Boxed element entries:
======

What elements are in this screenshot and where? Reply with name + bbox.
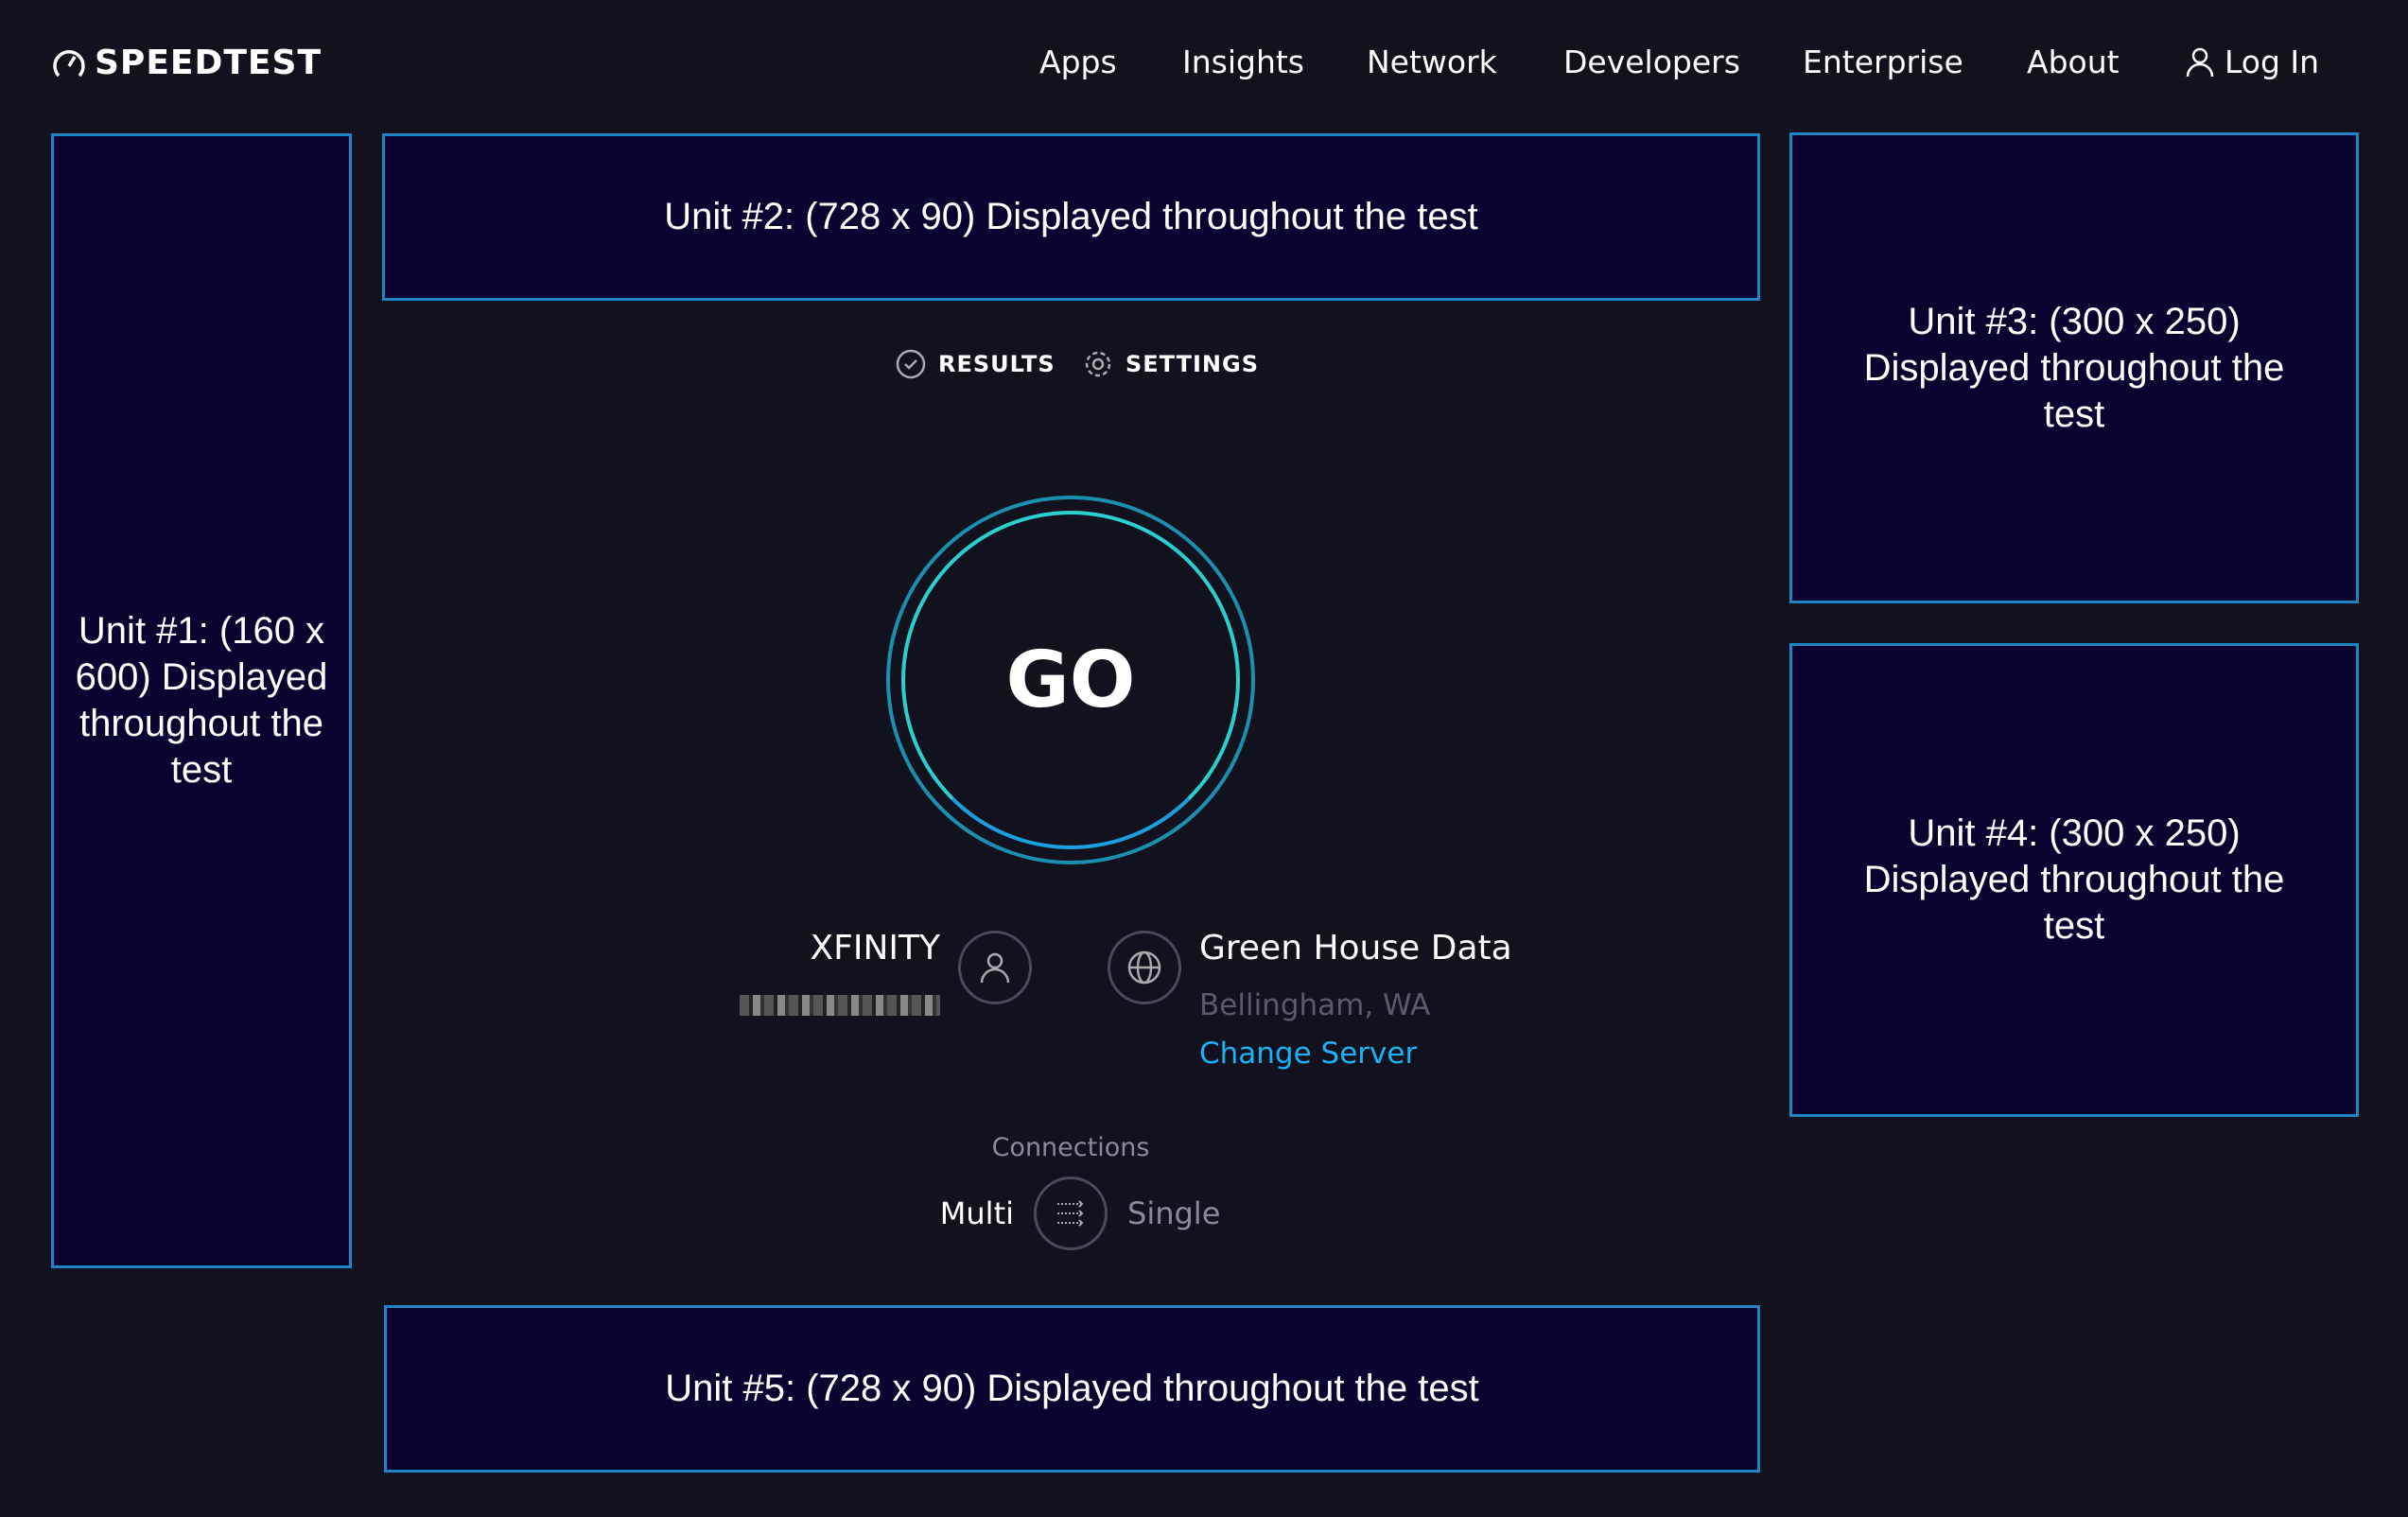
login-label: Log In <box>2225 44 2320 80</box>
nav-network[interactable]: Network <box>1367 44 1497 80</box>
isp-name: XFINITY <box>810 929 940 968</box>
go-button-ring[interactable]: GO <box>886 496 1255 864</box>
tab-settings-label: SETTINGS <box>1125 351 1259 377</box>
server-name: Green House Data <box>1199 929 1512 968</box>
ad-unit-3[interactable]: Unit #3: (300 x 250) Displayed throughou… <box>1789 132 2359 603</box>
go-button[interactable]: GO <box>901 511 1240 849</box>
ad-unit-5[interactable]: Unit #5: (728 x 90) Displayed throughout… <box>384 1305 1760 1473</box>
gear-icon <box>1085 351 1111 377</box>
nav-about[interactable]: About <box>2027 44 2120 80</box>
connections-toggle[interactable] <box>1034 1177 1108 1250</box>
nav-apps[interactable]: Apps <box>1039 44 1117 80</box>
tab-settings[interactable]: SETTINGS <box>1082 348 1259 380</box>
nav-developers[interactable]: Developers <box>1563 44 1740 80</box>
tab-results-label: RESULTS <box>938 351 1056 377</box>
speedtest-logo[interactable]: SPEEDTEST <box>51 44 322 82</box>
connections-multi[interactable]: Multi <box>939 1195 1014 1231</box>
tab-results[interactable]: RESULTS <box>895 348 1056 380</box>
gauge-icon <box>53 49 85 77</box>
logo-text: SPEEDTEST <box>95 44 323 82</box>
redacted-ip <box>740 995 940 1016</box>
ad-unit-4[interactable]: Unit #4: (300 x 250) Displayed throughou… <box>1789 643 2359 1117</box>
user-icon <box>980 952 1010 984</box>
login-link[interactable]: Log In <box>2185 44 2319 80</box>
change-server-link[interactable]: Change Server <box>1199 1037 1418 1071</box>
globe-icon <box>1127 950 1161 985</box>
connections-label: Connections <box>991 1133 1150 1162</box>
isp-icon <box>958 931 1032 1004</box>
nav-insights[interactable]: Insights <box>1182 44 1305 80</box>
user-icon <box>2186 47 2214 77</box>
server-icon[interactable] <box>1108 931 1181 1004</box>
multi-arrows-icon <box>1057 1200 1084 1227</box>
connections-single[interactable]: Single <box>1127 1195 1221 1231</box>
ad-unit-2[interactable]: Unit #2: (728 x 90) Displayed throughout… <box>382 133 1760 301</box>
check-circle-icon <box>896 349 926 379</box>
ad-unit-1[interactable]: Unit #1: (160 x 600) Displayed throughou… <box>51 133 352 1268</box>
server-location: Bellingham, WA <box>1199 988 1431 1022</box>
nav-enterprise[interactable]: Enterprise <box>1803 44 1963 80</box>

======

▶ _Problem description_:
Reproduce every line of the items above verbatim, omitting the pictures from your reply.

▶ _Finished exercise_:
What elements are in this screenshot and where? Reply with name + bbox.
login-label: Log In <box>2225 44 2320 80</box>
nav-network[interactable]: Network <box>1367 44 1497 80</box>
isp-name: XFINITY <box>810 929 940 968</box>
go-button-ring[interactable]: GO <box>886 496 1255 864</box>
tab-settings-label: SETTINGS <box>1125 351 1259 377</box>
server-name: Green House Data <box>1199 929 1512 968</box>
ad-unit-3[interactable]: Unit #3: (300 x 250) Displayed throughou… <box>1789 132 2359 603</box>
go-button[interactable]: GO <box>901 511 1240 849</box>
ad-unit-5[interactable]: Unit #5: (728 x 90) Displayed throughout… <box>384 1305 1760 1473</box>
gear-icon <box>1085 351 1111 377</box>
nav-about[interactable]: About <box>2027 44 2120 80</box>
connections-toggle[interactable] <box>1034 1177 1108 1250</box>
nav-apps[interactable]: Apps <box>1039 44 1117 80</box>
tab-settings[interactable]: SETTINGS <box>1082 348 1259 380</box>
nav-developers[interactable]: Developers <box>1563 44 1740 80</box>
tab-results-label: RESULTS <box>938 351 1056 377</box>
speedtest-logo[interactable]: SPEEDTEST <box>51 44 322 82</box>
connections-multi[interactable]: Multi <box>939 1195 1014 1231</box>
tab-results[interactable]: RESULTS <box>895 348 1056 380</box>
gauge-icon <box>53 49 85 77</box>
logo-text: SPEEDTEST <box>95 44 323 82</box>
redacted-ip <box>740 995 940 1016</box>
ad-unit-4[interactable]: Unit #4: (300 x 250) Displayed throughou… <box>1789 643 2359 1117</box>
user-icon <box>980 952 1010 984</box>
login-link[interactable]: Log In <box>2185 44 2319 80</box>
change-server-link[interactable]: Change Server <box>1199 1037 1418 1071</box>
globe-icon <box>1127 950 1161 985</box>
connections-label: Connections <box>991 1133 1150 1162</box>
isp-icon <box>958 931 1032 1004</box>
nav-insights[interactable]: Insights <box>1182 44 1305 80</box>
user-icon <box>2186 47 2214 77</box>
server-icon[interactable] <box>1108 931 1181 1004</box>
multi-arrows-icon <box>1057 1200 1084 1227</box>
connections-single[interactable]: Single <box>1127 1195 1221 1231</box>
ad-unit-2[interactable]: Unit #2: (728 x 90) Displayed throughout… <box>382 133 1760 301</box>
check-circle-icon <box>896 349 926 379</box>
ad-unit-1[interactable]: Unit #1: (160 x 600) Displayed throughou… <box>51 133 352 1268</box>
server-location: Bellingham, WA <box>1199 988 1431 1022</box>
nav-enterprise[interactable]: Enterprise <box>1803 44 1963 80</box>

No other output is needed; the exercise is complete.